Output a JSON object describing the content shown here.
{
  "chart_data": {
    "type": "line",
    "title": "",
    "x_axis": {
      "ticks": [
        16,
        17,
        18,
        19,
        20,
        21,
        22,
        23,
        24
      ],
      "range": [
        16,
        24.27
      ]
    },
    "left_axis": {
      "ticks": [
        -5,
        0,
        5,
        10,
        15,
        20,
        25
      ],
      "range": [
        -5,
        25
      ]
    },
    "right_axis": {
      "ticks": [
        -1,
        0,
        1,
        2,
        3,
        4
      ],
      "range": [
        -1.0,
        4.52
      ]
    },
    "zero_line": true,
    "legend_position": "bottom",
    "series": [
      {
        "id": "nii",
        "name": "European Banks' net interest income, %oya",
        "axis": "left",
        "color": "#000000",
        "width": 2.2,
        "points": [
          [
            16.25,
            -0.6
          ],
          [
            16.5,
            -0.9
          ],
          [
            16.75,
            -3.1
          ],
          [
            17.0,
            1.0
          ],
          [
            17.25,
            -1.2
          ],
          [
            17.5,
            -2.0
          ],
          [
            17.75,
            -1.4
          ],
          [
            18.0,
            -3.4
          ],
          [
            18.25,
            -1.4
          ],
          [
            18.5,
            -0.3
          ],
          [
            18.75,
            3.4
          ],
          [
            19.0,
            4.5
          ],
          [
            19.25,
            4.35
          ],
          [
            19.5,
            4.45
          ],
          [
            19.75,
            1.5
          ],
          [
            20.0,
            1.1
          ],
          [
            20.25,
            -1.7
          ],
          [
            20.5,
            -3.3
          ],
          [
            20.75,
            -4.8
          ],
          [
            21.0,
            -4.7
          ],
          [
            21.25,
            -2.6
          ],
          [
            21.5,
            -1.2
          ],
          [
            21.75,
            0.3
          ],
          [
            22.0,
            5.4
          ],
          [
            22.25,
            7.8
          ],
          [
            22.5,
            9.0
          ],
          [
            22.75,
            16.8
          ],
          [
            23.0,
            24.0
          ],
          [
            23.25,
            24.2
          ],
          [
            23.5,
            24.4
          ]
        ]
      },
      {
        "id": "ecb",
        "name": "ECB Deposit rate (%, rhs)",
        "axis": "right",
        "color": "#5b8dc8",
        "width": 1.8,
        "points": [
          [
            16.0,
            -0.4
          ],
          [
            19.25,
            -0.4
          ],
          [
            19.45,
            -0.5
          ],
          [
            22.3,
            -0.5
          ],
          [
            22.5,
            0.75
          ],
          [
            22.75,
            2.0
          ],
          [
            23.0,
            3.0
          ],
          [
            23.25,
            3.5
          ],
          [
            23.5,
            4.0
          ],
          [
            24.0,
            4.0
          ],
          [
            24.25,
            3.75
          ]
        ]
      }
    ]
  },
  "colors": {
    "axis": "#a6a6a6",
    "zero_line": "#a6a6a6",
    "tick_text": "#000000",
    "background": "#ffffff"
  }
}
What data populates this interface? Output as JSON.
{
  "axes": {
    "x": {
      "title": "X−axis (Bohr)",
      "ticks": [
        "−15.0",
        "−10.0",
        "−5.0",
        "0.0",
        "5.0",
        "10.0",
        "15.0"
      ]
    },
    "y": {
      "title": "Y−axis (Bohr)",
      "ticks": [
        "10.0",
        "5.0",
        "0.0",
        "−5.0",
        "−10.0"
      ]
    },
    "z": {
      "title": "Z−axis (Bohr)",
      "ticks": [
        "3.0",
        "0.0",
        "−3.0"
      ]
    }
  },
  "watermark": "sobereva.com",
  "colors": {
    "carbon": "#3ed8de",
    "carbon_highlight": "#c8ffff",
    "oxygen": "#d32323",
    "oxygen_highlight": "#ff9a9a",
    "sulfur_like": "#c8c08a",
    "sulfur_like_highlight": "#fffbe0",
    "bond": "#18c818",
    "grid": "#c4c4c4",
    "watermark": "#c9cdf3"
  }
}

----------

Repeat precisely the lines of the data starting at the one containing "What data populates", last line included.

RESPONSE FOR THIS EXERCISE:
What data populates this interface? Output as JSON.
{
  "axes": {
    "x": {
      "title": "X−axis (Bohr)",
      "ticks": [
        "−15.0",
        "−10.0",
        "−5.0",
        "0.0",
        "5.0",
        "10.0",
        "15.0"
      ]
    },
    "y": {
      "title": "Y−axis (Bohr)",
      "ticks": [
        "10.0",
        "5.0",
        "0.0",
        "−5.0",
        "−10.0"
      ]
    },
    "z": {
      "title": "Z−axis (Bohr)",
      "ticks": [
        "3.0",
        "0.0",
        "−3.0"
      ]
    }
  },
  "watermark": "sobereva.com",
  "colors": {
    "carbon": "#3ed8de",
    "carbon_highlight": "#c8ffff",
    "oxygen": "#d32323",
    "oxygen_highlight": "#ff9a9a",
    "sulfur_like": "#c8c08a",
    "sulfur_like_highlight": "#fffbe0",
    "bond": "#18c818",
    "grid": "#c4c4c4",
    "watermark": "#c9cdf3"
  }
}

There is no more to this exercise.